GIVEN EXERCISE:
Retype the records that come next, word for word.

DATA PROVIDED:
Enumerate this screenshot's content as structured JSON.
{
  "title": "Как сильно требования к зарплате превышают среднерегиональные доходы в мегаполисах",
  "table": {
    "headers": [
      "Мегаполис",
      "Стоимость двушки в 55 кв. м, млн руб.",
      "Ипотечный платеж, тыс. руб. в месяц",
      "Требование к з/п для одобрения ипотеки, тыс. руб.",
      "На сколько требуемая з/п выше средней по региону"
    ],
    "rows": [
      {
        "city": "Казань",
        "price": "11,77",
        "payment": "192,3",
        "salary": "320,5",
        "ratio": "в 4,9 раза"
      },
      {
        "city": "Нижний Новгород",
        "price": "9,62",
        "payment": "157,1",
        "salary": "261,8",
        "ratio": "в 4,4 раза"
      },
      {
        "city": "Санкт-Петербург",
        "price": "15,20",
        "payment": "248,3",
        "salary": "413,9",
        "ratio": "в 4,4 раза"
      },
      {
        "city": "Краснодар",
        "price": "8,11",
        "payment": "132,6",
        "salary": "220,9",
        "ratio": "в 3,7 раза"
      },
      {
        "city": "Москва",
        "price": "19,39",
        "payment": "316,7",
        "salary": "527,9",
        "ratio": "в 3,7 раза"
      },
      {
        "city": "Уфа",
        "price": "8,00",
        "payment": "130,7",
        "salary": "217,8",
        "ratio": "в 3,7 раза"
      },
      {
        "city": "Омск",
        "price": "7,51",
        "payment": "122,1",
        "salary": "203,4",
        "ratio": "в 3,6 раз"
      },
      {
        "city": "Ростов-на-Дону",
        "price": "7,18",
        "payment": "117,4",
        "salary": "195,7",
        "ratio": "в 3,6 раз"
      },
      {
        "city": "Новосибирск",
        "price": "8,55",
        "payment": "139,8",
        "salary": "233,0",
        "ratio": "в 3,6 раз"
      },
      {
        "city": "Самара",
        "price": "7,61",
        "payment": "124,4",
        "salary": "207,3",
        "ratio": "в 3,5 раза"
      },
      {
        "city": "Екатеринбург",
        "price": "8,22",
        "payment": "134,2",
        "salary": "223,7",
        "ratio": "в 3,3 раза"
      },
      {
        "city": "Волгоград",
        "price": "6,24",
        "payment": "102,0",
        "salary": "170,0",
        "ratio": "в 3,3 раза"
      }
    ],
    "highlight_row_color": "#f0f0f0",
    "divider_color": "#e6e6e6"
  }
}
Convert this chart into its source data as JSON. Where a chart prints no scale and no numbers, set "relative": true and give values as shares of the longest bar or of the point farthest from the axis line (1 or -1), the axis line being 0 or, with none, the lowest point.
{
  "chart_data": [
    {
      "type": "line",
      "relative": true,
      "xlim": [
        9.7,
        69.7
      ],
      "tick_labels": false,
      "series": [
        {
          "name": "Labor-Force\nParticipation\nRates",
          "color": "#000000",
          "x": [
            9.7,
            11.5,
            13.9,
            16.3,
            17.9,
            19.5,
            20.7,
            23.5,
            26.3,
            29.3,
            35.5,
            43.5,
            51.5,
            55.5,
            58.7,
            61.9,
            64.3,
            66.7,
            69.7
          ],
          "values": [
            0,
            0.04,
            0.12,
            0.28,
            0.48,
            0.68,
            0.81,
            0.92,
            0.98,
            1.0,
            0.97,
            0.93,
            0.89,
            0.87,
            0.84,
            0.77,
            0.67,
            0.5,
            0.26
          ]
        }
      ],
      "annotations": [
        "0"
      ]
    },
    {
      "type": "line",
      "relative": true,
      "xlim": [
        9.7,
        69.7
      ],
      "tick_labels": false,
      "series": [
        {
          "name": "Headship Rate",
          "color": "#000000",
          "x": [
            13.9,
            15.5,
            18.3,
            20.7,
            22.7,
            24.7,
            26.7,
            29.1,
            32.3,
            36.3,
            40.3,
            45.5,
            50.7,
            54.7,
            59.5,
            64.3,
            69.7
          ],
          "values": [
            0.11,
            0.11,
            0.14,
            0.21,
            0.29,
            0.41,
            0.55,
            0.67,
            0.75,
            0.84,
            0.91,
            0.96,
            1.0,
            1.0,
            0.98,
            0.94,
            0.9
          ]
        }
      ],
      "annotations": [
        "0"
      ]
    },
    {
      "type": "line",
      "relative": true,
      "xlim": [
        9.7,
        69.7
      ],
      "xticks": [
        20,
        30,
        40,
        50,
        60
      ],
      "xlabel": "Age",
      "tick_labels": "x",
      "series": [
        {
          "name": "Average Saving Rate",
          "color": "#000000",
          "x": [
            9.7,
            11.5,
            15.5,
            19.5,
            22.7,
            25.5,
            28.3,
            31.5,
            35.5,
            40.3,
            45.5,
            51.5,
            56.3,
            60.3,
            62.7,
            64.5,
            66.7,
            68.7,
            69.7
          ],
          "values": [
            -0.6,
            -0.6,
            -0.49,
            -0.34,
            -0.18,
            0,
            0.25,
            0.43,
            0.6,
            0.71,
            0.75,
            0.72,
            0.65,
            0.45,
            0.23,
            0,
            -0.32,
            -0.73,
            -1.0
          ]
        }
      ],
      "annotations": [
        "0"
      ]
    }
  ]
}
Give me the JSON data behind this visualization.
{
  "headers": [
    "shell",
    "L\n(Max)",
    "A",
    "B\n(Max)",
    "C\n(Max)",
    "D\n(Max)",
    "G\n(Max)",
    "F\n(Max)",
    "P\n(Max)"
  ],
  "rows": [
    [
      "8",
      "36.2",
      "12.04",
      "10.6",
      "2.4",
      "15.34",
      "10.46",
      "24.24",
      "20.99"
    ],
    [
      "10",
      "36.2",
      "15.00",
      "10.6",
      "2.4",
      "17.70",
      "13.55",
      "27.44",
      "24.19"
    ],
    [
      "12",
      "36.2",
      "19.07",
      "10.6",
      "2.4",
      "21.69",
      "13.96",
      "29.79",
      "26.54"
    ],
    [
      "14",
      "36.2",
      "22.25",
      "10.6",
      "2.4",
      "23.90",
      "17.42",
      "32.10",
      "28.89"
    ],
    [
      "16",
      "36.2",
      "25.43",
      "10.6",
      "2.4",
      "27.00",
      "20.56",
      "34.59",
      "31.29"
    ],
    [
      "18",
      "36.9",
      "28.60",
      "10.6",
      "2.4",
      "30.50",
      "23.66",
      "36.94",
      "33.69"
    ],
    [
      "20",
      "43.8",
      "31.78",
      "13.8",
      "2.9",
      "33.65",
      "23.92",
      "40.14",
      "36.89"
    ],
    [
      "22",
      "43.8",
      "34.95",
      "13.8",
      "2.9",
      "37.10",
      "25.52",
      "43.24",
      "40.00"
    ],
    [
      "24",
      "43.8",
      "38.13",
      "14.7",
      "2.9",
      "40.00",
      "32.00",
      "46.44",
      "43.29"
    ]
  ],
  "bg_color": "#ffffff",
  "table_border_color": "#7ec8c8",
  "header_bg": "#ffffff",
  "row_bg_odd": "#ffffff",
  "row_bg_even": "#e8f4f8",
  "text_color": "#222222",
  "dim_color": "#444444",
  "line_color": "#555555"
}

REPLY TO THE EXERCISE:
Enumerate this screenshot's content as structured JSON.
{
  "title": "Как сильно требования к зарплате превышают среднерегиональные доходы в мегаполисах",
  "table": {
    "headers": [
      "Мегаполис",
      "Стоимость двушки в 55 кв. м, млн руб.",
      "Ипотечный платеж, тыс. руб. в месяц",
      "Требование к з/п для одобрения ипотеки, тыс. руб.",
      "На сколько требуемая з/п выше средней по региону"
    ],
    "rows": [
      {
        "city": "Казань",
        "price": "11,77",
        "payment": "192,3",
        "salary": "320,5",
        "ratio": "в 4,9 раза"
      },
      {
        "city": "Нижний Новгород",
        "price": "9,62",
        "payment": "157,1",
        "salary": "261,8",
        "ratio": "в 4,4 раза"
      },
      {
        "city": "Санкт-Петербург",
        "price": "15,20",
        "payment": "248,3",
        "salary": "413,9",
        "ratio": "в 4,4 раза"
      },
      {
        "city": "Краснодар",
        "price": "8,11",
        "payment": "132,6",
        "salary": "220,9",
        "ratio": "в 3,7 раза"
      },
      {
        "city": "Москва",
        "price": "19,39",
        "payment": "316,7",
        "salary": "527,9",
        "ratio": "в 3,7 раза"
      },
      {
        "city": "Уфа",
        "price": "8,00",
        "payment": "130,7",
        "salary": "217,8",
        "ratio": "в 3,7 раза"
      },
      {
        "city": "Омск",
        "price": "7,51",
        "payment": "122,1",
        "salary": "203,4",
        "ratio": "в 3,6 раз"
      },
      {
        "city": "Ростов-на-Дону",
        "price": "7,18",
        "payment": "117,4",
        "salary": "195,7",
        "ratio": "в 3,6 раз"
      },
      {
        "city": "Новосибирск",
        "price": "8,55",
        "payment": "139,8",
        "salary": "233,0",
        "ratio": "в 3,6 раз"
      },
      {
        "city": "Самара",
        "price": "7,61",
        "payment": "124,4",
        "salary": "207,3",
        "ratio": "в 3,5 раза"
      },
      {
        "city": "Екатеринбург",
        "price": "8,22",
        "payment": "134,2",
        "salary": "223,7",
        "ratio": "в 3,3 раза"
      },
      {
        "city": "Волгоград",
        "price": "6,24",
        "payment": "102,0",
        "salary": "170,0",
        "ratio": "в 3,3 раза"
      }
    ],
    "highlight_row_color": "#f0f0f0",
    "divider_color": "#e6e6e6"
  }
}
Convert this chart into its source data as JSON. Where a chart prints no scale and no numbers, set "relative": true and give values as shares of the longest bar or of the point farthest from the axis line (1 or -1), the axis line being 0 or, with none, the lowest point.
{
  "chart_data": [
    {
      "type": "line",
      "relative": true,
      "xlim": [
        9.7,
        69.7
      ],
      "tick_labels": false,
      "series": [
        {
          "name": "Labor-Force\nParticipation\nRates",
          "color": "#000000",
          "x": [
            9.7,
            11.5,
            13.9,
            16.3,
            17.9,
            19.5,
            20.7,
            23.5,
            26.3,
            29.3,
            35.5,
            43.5,
            51.5,
            55.5,
            58.7,
            61.9,
            64.3,
            66.7,
            69.7
          ],
          "values": [
            0,
            0.04,
            0.12,
            0.28,
            0.48,
            0.68,
            0.81,
            0.92,
            0.98,
            1.0,
            0.97,
            0.93,
            0.89,
            0.87,
            0.84,
            0.77,
            0.67,
            0.5,
            0.26
          ]
        }
      ],
      "annotations": [
        "0"
      ]
    },
    {
      "type": "line",
      "relative": true,
      "xlim": [
        9.7,
        69.7
      ],
      "tick_labels": false,
      "series": [
        {
          "name": "Headship Rate",
          "color": "#000000",
          "x": [
            13.9,
            15.5,
            18.3,
            20.7,
            22.7,
            24.7,
            26.7,
            29.1,
            32.3,
            36.3,
            40.3,
            45.5,
            50.7,
            54.7,
            59.5,
            64.3,
            69.7
          ],
          "values": [
            0.11,
            0.11,
            0.14,
            0.21,
            0.29,
            0.41,
            0.55,
            0.67,
            0.75,
            0.84,
            0.91,
            0.96,
            1.0,
            1.0,
            0.98,
            0.94,
            0.9
          ]
        }
      ],
      "annotations": [
        "0"
      ]
    },
    {
      "type": "line",
      "relative": true,
      "xlim": [
        9.7,
        69.7
      ],
      "xticks": [
        20,
        30,
        40,
        50,
        60
      ],
      "xlabel": "Age",
      "tick_labels": "x",
      "series": [
        {
          "name": "Average Saving Rate",
          "color": "#000000",
          "x": [
            9.7,
            11.5,
            15.5,
            19.5,
            22.7,
            25.5,
            28.3,
            31.5,
            35.5,
            40.3,
            45.5,
            51.5,
            56.3,
            60.3,
            62.7,
            64.5,
            66.7,
            68.7,
            69.7
          ],
          "values": [
            -0.6,
            -0.6,
            -0.49,
            -0.34,
            -0.18,
            0,
            0.25,
            0.43,
            0.6,
            0.71,
            0.75,
            0.72,
            0.65,
            0.45,
            0.23,
            0,
            -0.32,
            -0.73,
            -1.0
          ]
        }
      ],
      "annotations": [
        "0"
      ]
    }
  ]
}
Give me the JSON data behind this visualization.
{
  "headers": [
    "shell",
    "L\n(Max)",
    "A",
    "B\n(Max)",
    "C\n(Max)",
    "D\n(Max)",
    "G\n(Max)",
    "F\n(Max)",
    "P\n(Max)"
  ],
  "rows": [
    [
      "8",
      "36.2",
      "12.04",
      "10.6",
      "2.4",
      "15.34",
      "10.46",
      "24.24",
      "20.99"
    ],
    [
      "10",
      "36.2",
      "15.00",
      "10.6",
      "2.4",
      "17.70",
      "13.55",
      "27.44",
      "24.19"
    ],
    [
      "12",
      "36.2",
      "19.07",
      "10.6",
      "2.4",
      "21.69",
      "13.96",
      "29.79",
      "26.54"
    ],
    [
      "14",
      "36.2",
      "22.25",
      "10.6",
      "2.4",
      "23.90",
      "17.42",
      "32.10",
      "28.89"
    ],
    [
      "16",
      "36.2",
      "25.43",
      "10.6",
      "2.4",
      "27.00",
      "20.56",
      "34.59",
      "31.29"
    ],
    [
      "18",
      "36.9",
      "28.60",
      "10.6",
      "2.4",
      "30.50",
      "23.66",
      "36.94",
      "33.69"
    ],
    [
      "20",
      "43.8",
      "31.78",
      "13.8",
      "2.9",
      "33.65",
      "23.92",
      "40.14",
      "36.89"
    ],
    [
      "22",
      "43.8",
      "34.95",
      "13.8",
      "2.9",
      "37.10",
      "25.52",
      "43.24",
      "40.00"
    ],
    [
      "24",
      "43.8",
      "38.13",
      "14.7",
      "2.9",
      "40.00",
      "32.00",
      "46.44",
      "43.29"
    ]
  ],
  "bg_color": "#ffffff",
  "table_border_color": "#7ec8c8",
  "header_bg": "#ffffff",
  "row_bg_odd": "#ffffff",
  "row_bg_even": "#e8f4f8",
  "text_color": "#222222",
  "dim_color": "#444444",
  "line_color": "#555555"
}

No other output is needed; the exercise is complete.